• [What is expected] Copy the part of the forum discussion about shooting green screen scenes with the HVX and M2 from "I can understand" to "of the screen." word for word.

• [Source extract]
(begin)
I can understand your use of M2 if you're using sets with any sort of depth because you want to keep the same feel as the rest of the movie. HOWEVER.... the entire purpose of doing sets on green screen is to do the sets that surround the actor so that you don't have to use a screen at all, you just do set extensions. If you're going to have some set pieces - if they're not interacting with the actors or blocking the actors from the screen - thus alleviating the need of the screen.

I can't speak to the focus issues though as I've never used the M2 or the like.

I CAN reiterate.... 1080...... not 720p. You get TWICE the datarate at 1080 on that camera. You can say "but we only want it at 720p" - then I say, well, your composite will then be that much cleaner. Shrinking always looks better than growing. You don't want to enlarge a greenscreen composite.

my 3 cents.


Thanks for your 3 cents. The reason for half sets is artistic, they are a must. There are model landscapes that must be shot with a correlating lens for match angle of view and DOF of subjects. Blue/green lighting will be optimal.

As said before, I know I can do it with Varicam + Pro 35, can I with HVX + m2? There is a substantial difference in pro35 and mini35 from P+S Technik and allegedly the m2 is sharper than the mini35. Perhaps the question could be answered simply based on the quality of the m2 gg. If any m2 users have input about the clarity of image and overall sharpness please share.
(end)
• [Supplied information]
(begin)
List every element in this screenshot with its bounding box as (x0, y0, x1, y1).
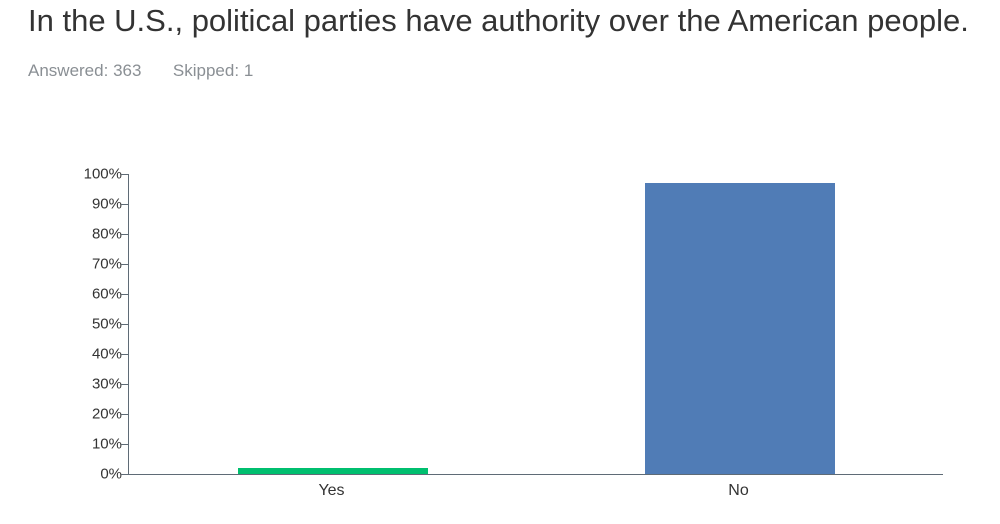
y-tick-label: 20% (92, 406, 122, 423)
skipped-value: 1 (244, 61, 253, 80)
y-tick (121, 474, 128, 475)
y-tick-label: 30% (92, 376, 122, 393)
y-tick-label: 100% (84, 166, 122, 183)
y-tick (121, 414, 128, 415)
y-tick (121, 174, 128, 175)
y-tick (121, 264, 128, 265)
bar-no (645, 183, 835, 474)
y-tick-label: 80% (92, 226, 122, 243)
plot-area (128, 174, 943, 475)
question-title: In the U.S., political parties have auth… (28, 2, 972, 41)
y-tick-label: 70% (92, 256, 122, 273)
y-tick (121, 354, 128, 355)
y-tick-label: 0% (100, 466, 122, 483)
x-tick-label: No (728, 482, 748, 500)
survey-chart-page: In the U.S., political parties have auth… (0, 2, 1000, 524)
y-tick (121, 324, 128, 325)
y-tick-label: 90% (92, 196, 122, 213)
y-tick (121, 204, 128, 205)
y-tick (121, 234, 128, 235)
y-tick (121, 294, 128, 295)
y-tick-label: 40% (92, 346, 122, 363)
y-tick (121, 444, 128, 445)
answered-label: Answered: (28, 61, 108, 80)
y-tick-label: 50% (92, 316, 122, 333)
bar-yes (238, 468, 428, 474)
bar-chart: 0%10%20%30%40%50%60%70%80%90%100% YesNo (64, 174, 964, 504)
response-meta: Answered: 363 Skipped: 1 (28, 61, 972, 81)
x-tick-label: Yes (318, 482, 344, 500)
y-tick (121, 384, 128, 385)
y-tick-label: 60% (92, 286, 122, 303)
y-tick-label: 10% (92, 436, 122, 453)
y-axis-labels: 0%10%20%30%40%50%60%70%80%90%100% (64, 174, 128, 474)
skipped-label: Skipped: (173, 61, 239, 80)
answered-value: 363 (113, 61, 141, 80)
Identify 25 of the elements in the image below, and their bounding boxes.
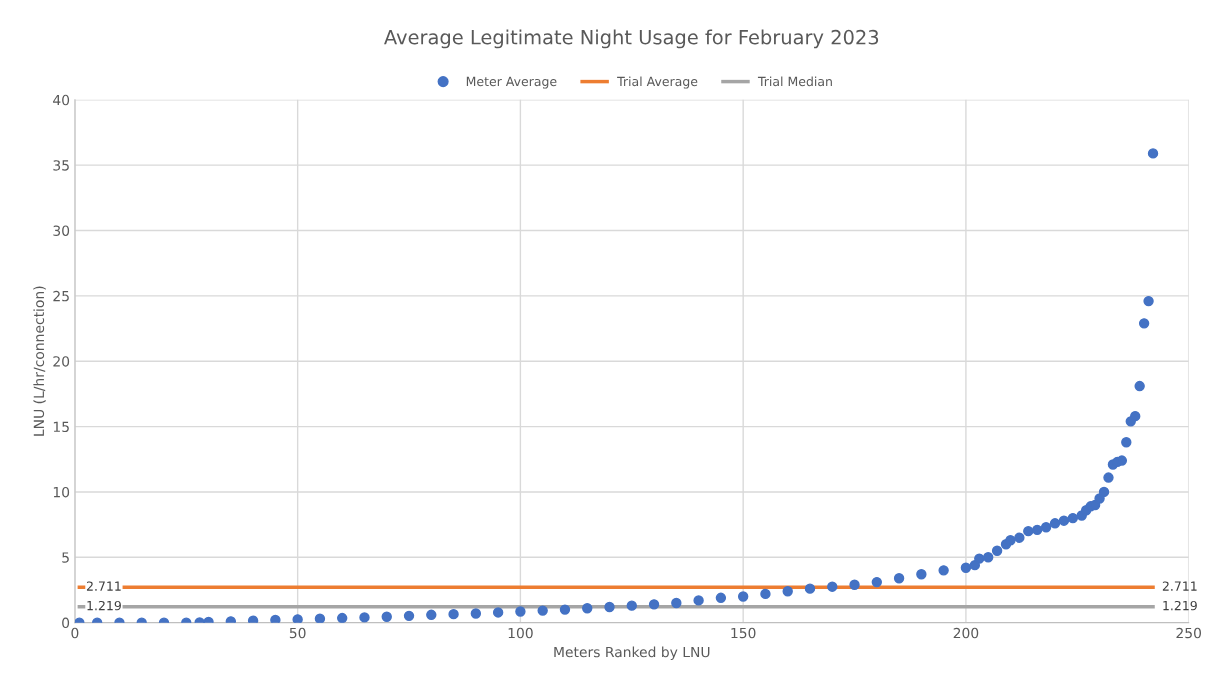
x-tick-label: 100 [508, 627, 533, 639]
y-tick-label: 10 [53, 486, 70, 498]
data-label: 1.219 [1163, 600, 1197, 611]
x-tick-label: 0 [71, 627, 79, 639]
y-tick-label: 25 [53, 290, 69, 302]
y-tick-label: 5 [62, 552, 69, 563]
x-tick-label: 250 [1176, 627, 1201, 639]
y-tick-label: 0 [62, 617, 70, 629]
y-tick-label: 15 [53, 421, 69, 433]
y-tick-label: 40 [53, 94, 70, 106]
x-tick-label: 150 [731, 627, 756, 639]
legend-label: Trial Median [757, 76, 832, 87]
data-label: 2.711 [1162, 581, 1197, 591]
legend-label: Meter Average [466, 76, 557, 89]
y-tick-label: 35 [53, 160, 69, 171]
data-label: 2.711 [86, 581, 121, 591]
data-label: 1.219 [87, 600, 121, 611]
y-tick-label: 30 [53, 225, 70, 236]
x-tick-label: 200 [953, 627, 979, 639]
x-axis-title: Meters Ranked by LNU [554, 646, 710, 660]
chart-title: Average Legitimate Night Usage for February 2023 [384, 29, 879, 49]
x-tick-label: 50 [289, 627, 306, 639]
y-tick-label: 20 [53, 356, 70, 367]
legend-label: Trial Average [617, 76, 698, 89]
y-axis-title: LNU (L/hr/connection) [33, 286, 46, 436]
(end)
• [Task solution]
I can understand your use of M2 if you're using sets with any sort of depth because you want to keep the same feel as the rest of the movie. HOWEVER.... the entire purpose of doing sets on green screen is to do the sets that surround the actor so that you don't have to use a screen at all, you just do set extensions. If you're going to have some set pieces - if they're not interacting with the actors or blocking the actors from the screen - thus alleviating the need of the screen.